─── DATASET RECORDS

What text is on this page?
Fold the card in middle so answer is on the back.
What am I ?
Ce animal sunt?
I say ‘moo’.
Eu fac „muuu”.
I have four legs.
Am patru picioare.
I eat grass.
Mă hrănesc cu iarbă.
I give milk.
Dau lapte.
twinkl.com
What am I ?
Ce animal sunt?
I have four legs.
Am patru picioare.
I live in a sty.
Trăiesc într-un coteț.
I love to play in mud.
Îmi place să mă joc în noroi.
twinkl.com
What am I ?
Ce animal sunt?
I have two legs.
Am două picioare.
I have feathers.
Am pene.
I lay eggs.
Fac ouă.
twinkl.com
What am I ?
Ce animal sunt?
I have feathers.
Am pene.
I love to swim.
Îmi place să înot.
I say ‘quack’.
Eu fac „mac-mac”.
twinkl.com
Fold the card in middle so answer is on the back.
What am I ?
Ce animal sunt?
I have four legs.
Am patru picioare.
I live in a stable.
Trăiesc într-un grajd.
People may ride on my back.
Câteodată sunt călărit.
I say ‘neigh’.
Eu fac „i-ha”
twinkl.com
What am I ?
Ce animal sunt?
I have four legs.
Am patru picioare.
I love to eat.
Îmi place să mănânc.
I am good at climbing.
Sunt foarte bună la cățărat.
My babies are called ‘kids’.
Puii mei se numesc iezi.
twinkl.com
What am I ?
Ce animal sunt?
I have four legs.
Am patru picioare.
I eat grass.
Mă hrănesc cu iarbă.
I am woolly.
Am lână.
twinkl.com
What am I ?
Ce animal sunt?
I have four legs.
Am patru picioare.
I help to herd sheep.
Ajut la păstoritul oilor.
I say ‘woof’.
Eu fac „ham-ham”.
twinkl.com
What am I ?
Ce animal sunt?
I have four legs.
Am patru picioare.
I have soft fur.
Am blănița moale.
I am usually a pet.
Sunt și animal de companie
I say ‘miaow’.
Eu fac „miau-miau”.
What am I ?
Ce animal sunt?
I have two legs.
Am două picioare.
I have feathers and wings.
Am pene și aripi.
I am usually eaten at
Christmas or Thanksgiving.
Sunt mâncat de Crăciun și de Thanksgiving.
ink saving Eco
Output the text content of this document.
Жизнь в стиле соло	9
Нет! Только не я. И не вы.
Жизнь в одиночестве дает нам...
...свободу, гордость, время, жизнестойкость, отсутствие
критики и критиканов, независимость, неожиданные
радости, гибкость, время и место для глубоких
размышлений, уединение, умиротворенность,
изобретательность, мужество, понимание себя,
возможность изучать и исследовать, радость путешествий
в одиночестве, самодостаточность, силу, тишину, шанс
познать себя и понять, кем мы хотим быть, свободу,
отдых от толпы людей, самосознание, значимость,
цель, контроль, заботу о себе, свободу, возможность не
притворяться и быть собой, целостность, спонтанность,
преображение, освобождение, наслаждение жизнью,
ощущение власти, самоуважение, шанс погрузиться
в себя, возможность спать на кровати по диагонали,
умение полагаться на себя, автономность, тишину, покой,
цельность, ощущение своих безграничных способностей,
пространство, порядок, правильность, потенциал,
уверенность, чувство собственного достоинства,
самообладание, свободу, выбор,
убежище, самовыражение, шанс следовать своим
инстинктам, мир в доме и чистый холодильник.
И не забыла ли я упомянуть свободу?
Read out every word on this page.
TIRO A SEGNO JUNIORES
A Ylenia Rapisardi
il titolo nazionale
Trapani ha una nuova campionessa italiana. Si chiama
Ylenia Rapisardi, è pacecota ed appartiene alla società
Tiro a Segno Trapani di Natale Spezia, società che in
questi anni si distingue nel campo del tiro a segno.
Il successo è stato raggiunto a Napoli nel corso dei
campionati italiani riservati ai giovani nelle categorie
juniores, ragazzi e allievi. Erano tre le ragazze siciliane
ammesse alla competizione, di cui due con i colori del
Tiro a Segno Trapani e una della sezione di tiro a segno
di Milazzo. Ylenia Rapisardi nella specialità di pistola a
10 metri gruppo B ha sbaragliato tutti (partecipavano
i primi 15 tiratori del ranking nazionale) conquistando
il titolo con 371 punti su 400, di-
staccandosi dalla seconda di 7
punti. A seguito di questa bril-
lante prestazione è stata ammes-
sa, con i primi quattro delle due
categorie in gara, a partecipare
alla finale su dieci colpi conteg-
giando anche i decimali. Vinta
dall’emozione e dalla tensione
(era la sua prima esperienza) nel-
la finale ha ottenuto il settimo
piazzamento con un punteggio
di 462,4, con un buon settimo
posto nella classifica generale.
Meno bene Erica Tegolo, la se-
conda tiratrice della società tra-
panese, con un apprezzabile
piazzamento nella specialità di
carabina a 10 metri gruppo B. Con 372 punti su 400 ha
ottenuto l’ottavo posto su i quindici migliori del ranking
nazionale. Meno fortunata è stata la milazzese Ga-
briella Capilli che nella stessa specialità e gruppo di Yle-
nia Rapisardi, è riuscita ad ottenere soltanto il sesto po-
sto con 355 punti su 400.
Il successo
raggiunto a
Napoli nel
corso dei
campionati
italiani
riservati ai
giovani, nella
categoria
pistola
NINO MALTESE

──────

__WHAT YOU ARE ASKED TO DO__. Extract every line containing the string "Napoli" from the material.

__WRITTEN ANSWER__.
Il successo è stato raggiunto a Napoli nel corso dei
Napoli nel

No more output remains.